Data supplied:
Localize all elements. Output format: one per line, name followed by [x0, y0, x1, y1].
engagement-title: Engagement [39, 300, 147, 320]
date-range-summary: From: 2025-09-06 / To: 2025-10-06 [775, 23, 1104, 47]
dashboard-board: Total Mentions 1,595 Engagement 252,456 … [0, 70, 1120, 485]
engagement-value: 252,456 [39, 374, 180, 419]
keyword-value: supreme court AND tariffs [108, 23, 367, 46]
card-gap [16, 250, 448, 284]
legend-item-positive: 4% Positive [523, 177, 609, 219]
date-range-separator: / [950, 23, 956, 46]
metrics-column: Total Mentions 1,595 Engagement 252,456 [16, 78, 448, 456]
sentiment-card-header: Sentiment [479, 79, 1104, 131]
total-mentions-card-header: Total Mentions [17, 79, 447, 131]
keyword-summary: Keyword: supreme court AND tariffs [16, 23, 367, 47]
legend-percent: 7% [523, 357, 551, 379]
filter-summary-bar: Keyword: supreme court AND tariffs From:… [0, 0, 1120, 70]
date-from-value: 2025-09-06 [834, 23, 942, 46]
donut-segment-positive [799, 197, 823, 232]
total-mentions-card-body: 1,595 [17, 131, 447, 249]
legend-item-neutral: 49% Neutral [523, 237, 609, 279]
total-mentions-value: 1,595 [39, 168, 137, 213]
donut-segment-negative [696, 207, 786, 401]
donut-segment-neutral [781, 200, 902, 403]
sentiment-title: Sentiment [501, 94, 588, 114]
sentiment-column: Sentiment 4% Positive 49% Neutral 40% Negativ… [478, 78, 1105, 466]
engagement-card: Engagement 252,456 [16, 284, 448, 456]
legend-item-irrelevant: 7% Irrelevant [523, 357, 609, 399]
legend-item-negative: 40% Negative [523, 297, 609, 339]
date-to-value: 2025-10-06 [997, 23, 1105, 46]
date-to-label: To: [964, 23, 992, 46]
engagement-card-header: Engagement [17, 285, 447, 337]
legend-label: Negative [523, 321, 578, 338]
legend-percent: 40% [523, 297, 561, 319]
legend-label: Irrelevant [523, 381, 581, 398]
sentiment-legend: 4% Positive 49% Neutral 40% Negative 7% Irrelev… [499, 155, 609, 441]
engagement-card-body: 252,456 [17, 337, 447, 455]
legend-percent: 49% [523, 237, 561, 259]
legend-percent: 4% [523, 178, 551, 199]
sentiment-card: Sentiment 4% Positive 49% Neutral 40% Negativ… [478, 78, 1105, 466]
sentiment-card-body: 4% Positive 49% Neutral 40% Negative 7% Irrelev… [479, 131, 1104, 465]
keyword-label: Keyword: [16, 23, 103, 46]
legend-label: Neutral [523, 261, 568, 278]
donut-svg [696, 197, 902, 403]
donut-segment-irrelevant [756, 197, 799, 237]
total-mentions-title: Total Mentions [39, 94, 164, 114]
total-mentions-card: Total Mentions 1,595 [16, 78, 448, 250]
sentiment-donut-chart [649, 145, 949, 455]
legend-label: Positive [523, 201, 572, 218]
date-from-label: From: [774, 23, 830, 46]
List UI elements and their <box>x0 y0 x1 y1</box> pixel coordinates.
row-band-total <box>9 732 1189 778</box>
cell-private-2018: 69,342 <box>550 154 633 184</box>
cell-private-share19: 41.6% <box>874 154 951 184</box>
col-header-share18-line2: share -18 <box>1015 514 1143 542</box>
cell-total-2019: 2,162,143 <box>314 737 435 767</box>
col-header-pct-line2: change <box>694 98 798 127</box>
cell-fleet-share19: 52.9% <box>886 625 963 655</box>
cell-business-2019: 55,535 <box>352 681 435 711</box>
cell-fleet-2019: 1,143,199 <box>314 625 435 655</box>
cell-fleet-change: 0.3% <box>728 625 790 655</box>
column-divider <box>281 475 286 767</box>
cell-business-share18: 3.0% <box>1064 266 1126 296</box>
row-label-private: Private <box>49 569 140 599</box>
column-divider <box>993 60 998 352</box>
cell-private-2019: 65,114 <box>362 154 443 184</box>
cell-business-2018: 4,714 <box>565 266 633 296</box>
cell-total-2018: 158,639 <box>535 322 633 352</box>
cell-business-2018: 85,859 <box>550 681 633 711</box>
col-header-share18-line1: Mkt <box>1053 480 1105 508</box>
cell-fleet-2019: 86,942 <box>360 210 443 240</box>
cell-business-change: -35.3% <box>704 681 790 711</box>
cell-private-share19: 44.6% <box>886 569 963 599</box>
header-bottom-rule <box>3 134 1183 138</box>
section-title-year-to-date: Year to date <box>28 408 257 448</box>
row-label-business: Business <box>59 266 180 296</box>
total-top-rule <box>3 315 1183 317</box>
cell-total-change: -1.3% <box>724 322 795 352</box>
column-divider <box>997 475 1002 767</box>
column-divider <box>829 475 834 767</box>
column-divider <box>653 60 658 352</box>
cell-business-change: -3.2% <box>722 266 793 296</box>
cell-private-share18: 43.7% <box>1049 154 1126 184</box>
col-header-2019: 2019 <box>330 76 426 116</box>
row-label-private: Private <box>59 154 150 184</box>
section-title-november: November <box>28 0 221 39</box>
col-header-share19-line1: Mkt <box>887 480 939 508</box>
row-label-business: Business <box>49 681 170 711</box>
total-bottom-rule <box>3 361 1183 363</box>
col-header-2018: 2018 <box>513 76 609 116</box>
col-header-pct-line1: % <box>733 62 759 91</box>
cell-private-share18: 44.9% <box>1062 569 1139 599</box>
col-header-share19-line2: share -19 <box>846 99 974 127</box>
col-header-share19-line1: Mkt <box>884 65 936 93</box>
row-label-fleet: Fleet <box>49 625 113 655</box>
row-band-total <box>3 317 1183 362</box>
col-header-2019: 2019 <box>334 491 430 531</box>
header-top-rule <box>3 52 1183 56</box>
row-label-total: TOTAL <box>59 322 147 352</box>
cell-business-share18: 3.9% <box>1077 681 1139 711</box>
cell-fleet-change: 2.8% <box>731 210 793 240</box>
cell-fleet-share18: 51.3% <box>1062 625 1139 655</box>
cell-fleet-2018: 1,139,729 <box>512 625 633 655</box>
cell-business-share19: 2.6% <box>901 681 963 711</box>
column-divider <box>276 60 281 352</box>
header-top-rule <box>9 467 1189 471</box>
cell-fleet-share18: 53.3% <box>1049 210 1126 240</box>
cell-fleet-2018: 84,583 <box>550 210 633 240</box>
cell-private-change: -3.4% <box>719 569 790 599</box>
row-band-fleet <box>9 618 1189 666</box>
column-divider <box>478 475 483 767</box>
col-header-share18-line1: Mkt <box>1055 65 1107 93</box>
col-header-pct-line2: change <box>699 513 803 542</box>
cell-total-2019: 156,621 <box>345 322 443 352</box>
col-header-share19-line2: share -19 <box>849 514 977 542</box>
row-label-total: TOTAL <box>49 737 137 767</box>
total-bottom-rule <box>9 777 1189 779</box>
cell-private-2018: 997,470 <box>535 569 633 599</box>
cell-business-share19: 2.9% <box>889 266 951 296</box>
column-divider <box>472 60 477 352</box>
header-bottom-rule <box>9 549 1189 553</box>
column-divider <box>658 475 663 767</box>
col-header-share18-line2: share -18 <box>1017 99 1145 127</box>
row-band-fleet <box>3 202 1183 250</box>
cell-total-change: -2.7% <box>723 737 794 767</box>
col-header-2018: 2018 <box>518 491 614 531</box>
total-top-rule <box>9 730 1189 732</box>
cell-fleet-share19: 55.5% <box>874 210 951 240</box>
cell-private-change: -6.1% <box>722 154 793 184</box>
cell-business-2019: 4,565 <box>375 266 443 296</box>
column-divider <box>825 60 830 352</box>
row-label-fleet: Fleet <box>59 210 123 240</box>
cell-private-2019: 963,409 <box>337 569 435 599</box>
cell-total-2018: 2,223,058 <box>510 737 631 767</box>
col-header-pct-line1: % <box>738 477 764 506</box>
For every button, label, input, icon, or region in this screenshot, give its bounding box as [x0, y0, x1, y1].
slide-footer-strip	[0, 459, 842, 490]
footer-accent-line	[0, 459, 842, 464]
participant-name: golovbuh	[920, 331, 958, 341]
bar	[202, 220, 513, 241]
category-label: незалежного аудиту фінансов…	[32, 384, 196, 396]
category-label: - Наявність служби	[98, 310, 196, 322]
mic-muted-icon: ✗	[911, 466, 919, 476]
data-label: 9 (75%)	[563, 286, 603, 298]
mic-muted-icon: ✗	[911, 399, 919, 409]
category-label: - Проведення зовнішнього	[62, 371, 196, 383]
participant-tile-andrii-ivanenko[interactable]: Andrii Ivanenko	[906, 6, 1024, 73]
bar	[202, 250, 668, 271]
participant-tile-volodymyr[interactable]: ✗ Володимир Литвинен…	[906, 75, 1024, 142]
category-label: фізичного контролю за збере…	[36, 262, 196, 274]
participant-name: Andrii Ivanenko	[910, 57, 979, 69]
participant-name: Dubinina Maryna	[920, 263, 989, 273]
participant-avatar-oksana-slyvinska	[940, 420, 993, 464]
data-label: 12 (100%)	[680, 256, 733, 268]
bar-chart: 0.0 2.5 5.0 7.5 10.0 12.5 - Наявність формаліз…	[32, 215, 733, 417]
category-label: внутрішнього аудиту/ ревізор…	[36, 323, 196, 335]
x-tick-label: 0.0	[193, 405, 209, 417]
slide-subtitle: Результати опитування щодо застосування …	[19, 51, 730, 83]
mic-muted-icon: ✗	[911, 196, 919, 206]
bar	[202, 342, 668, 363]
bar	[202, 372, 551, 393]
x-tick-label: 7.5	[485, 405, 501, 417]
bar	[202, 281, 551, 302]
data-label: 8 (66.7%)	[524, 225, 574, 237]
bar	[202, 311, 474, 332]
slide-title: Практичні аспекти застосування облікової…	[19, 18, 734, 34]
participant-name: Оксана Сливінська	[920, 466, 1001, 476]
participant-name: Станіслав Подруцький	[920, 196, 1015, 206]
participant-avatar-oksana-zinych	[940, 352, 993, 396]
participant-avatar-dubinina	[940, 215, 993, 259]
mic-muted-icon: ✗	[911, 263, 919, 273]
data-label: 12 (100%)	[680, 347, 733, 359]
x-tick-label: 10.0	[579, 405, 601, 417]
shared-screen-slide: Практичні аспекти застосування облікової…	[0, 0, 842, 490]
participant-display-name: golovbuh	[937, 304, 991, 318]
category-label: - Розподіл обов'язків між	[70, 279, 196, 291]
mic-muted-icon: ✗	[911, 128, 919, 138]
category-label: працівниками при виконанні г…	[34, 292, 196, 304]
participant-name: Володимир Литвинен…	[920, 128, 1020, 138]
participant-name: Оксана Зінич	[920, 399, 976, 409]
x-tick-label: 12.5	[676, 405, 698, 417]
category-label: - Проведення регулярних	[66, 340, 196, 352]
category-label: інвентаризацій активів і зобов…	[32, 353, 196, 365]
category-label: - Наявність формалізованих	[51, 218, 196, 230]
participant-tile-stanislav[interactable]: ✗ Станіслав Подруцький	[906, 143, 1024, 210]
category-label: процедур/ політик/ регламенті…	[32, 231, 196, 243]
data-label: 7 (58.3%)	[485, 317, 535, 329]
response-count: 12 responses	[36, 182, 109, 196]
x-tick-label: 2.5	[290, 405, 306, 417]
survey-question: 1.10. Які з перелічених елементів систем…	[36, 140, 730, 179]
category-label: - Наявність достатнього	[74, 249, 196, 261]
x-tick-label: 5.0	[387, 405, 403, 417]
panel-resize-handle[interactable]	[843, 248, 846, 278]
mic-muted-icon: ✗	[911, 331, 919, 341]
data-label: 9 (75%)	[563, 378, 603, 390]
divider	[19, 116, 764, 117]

Given problem: Please reproduce the material word for word, beginning at its first line and stopping after the line that contains "date-range-separator: / [950, 23, 956, 46]"; include both of those lines and nothing else.

Solution:
Localize all elements. Output format: one per line, name followed by [x0, y0, x1, y1].
engagement-title: Engagement [39, 300, 147, 320]
date-range-summary: From: 2025-09-06 / To: 2025-10-06 [775, 23, 1104, 47]
dashboard-board: Total Mentions 1,595 Engagement 252,456 … [0, 70, 1120, 485]
engagement-value: 252,456 [39, 374, 180, 419]
keyword-value: supreme court AND tariffs [108, 23, 367, 46]
card-gap [16, 250, 448, 284]
legend-item-positive: 4% Positive [523, 177, 609, 219]
date-range-separator: / [950, 23, 956, 46]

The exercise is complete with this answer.